◆ **WHAT IS NEEDED**:
Set down all of the data exactly as it appears.

◆ **THE DATA**:
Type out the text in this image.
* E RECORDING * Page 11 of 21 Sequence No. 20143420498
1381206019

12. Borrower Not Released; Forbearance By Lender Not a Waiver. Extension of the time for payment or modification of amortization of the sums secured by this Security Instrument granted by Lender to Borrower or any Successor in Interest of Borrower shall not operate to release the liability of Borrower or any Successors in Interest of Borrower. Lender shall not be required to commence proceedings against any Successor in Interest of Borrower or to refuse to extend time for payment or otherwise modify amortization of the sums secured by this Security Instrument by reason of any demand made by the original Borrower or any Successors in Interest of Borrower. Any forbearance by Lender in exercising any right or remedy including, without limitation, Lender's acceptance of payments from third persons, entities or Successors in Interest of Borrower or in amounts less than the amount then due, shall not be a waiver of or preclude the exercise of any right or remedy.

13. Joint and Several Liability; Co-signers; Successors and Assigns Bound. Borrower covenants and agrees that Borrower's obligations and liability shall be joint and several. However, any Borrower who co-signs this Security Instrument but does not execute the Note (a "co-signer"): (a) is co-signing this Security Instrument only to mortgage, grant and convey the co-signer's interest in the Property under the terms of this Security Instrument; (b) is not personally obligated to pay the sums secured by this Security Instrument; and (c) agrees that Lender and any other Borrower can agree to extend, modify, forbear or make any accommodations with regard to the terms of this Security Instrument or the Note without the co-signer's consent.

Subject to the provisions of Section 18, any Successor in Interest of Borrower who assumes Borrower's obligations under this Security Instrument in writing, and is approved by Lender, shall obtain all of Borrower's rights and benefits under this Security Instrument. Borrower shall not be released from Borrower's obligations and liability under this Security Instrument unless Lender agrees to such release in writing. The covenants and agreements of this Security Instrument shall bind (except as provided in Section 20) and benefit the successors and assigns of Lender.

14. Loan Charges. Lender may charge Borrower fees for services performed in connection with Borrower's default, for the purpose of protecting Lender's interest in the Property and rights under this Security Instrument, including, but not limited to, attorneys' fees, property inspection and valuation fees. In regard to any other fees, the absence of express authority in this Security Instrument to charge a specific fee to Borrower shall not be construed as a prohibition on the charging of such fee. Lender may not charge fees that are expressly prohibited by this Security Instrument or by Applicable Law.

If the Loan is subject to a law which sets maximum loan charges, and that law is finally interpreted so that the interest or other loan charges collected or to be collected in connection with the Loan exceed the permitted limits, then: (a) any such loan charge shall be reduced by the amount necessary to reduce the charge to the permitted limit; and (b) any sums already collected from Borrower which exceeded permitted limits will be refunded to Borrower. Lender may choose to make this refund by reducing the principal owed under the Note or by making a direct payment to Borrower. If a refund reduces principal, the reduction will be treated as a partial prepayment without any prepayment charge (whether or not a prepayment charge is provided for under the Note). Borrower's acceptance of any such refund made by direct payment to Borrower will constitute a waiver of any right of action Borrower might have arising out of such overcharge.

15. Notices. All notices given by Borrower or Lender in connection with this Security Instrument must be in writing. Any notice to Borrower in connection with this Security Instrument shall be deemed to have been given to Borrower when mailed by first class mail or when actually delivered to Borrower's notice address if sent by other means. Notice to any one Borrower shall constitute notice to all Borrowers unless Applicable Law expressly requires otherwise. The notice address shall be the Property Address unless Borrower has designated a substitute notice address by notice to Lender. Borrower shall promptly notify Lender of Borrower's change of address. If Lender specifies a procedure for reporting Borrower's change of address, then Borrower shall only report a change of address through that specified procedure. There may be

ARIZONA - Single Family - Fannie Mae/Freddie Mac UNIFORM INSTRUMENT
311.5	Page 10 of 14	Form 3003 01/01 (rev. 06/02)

◆ **RESULT FOR THIS TASK**:
Type out the text in this image.
* E RECORDING * Page 11 of 21 Sequence No. 20143420498
1381206019

12. Borrower Not Released; Forbearance By Lender Not a Waiver. Extension of the time for payment or modification of amortization of the sums secured by this Security Instrument granted by Lender to Borrower or any Successor in Interest of Borrower shall not operate to release the liability of Borrower or any Successors in Interest of Borrower. Lender shall not be required to commence proceedings against any Successor in Interest of Borrower or to refuse to extend time for payment or otherwise modify amortization of the sums secured by this Security Instrument by reason of any demand made by the original Borrower or any Successors in Interest of Borrower. Any forbearance by Lender in exercising any right or remedy including, without limitation, Lender's acceptance of payments from third persons, entities or Successors in Interest of Borrower or in amounts less than the amount then due, shall not be a waiver of or preclude the exercise of any right or remedy.

13. Joint and Several Liability; Co-signers; Successors and Assigns Bound. Borrower covenants and agrees that Borrower's obligations and liability shall be joint and several. However, any Borrower who co-signs this Security Instrument but does not execute the Note (a "co-signer"): (a) is co-signing this Security Instrument only to mortgage, grant and convey the co-signer's interest in the Property under the terms of this Security Instrument; (b) is not personally obligated to pay the sums secured by this Security Instrument; and (c) agrees that Lender and any other Borrower can agree to extend, modify, forbear or make any accommodations with regard to the terms of this Security Instrument or the Note without the co-signer's consent.

Subject to the provisions of Section 18, any Successor in Interest of Borrower who assumes Borrower's obligations under this Security Instrument in writing, and is approved by Lender, shall obtain all of Borrower's rights and benefits under this Security Instrument. Borrower shall not be released from Borrower's obligations and liability under this Security Instrument unless Lender agrees to such release in writing. The covenants and agreements of this Security Instrument shall bind (except as provided in Section 20) and benefit the successors and assigns of Lender.

14. Loan Charges. Lender may charge Borrower fees for services performed in connection with Borrower's default, for the purpose of protecting Lender's interest in the Property and rights under this Security Instrument, including, but not limited to, attorneys' fees, property inspection and valuation fees. In regard to any other fees, the absence of express authority in this Security Instrument to charge a specific fee to Borrower shall not be construed as a prohibition on the charging of such fee. Lender may not charge fees that are expressly prohibited by this Security Instrument or by Applicable Law.

If the Loan is subject to a law which sets maximum loan charges, and that law is finally interpreted so that the interest or other loan charges collected or to be collected in connection with the Loan exceed the permitted limits, then: (a) any such loan charge shall be reduced by the amount necessary to reduce the charge to the permitted limit; and (b) any sums already collected from Borrower which exceeded permitted limits will be refunded to Borrower. Lender may choose to make this refund by reducing the principal owed under the Note or by making a direct payment to Borrower. If a refund reduces principal, the reduction will be treated as a partial prepayment without any prepayment charge (whether or not a prepayment charge is provided for under the Note). Borrower's acceptance of any such refund made by direct payment to Borrower will constitute a waiver of any right of action Borrower might have arising out of such overcharge.

15. Notices. All notices given by Borrower or Lender in connection with this Security Instrument must be in writing. Any notice to Borrower in connection with this Security Instrument shall be deemed to have been given to Borrower when mailed by first class mail or when actually delivered to Borrower's notice address if sent by other means. Notice to any one Borrower shall constitute notice to all Borrowers unless Applicable Law expressly requires otherwise. The notice address shall be the Property Address unless Borrower has designated a substitute notice address by notice to Lender. Borrower shall promptly notify Lender of Borrower's change of address. If Lender specifies a procedure for reporting Borrower's change of address, then Borrower shall only report a change of address through that specified procedure. There may be

ARIZONA - Single Family - Fannie Mae/Freddie Mac UNIFORM INSTRUMENT
311.5	Page 10 of 14	Form 3003 01/01 (rev. 06/02)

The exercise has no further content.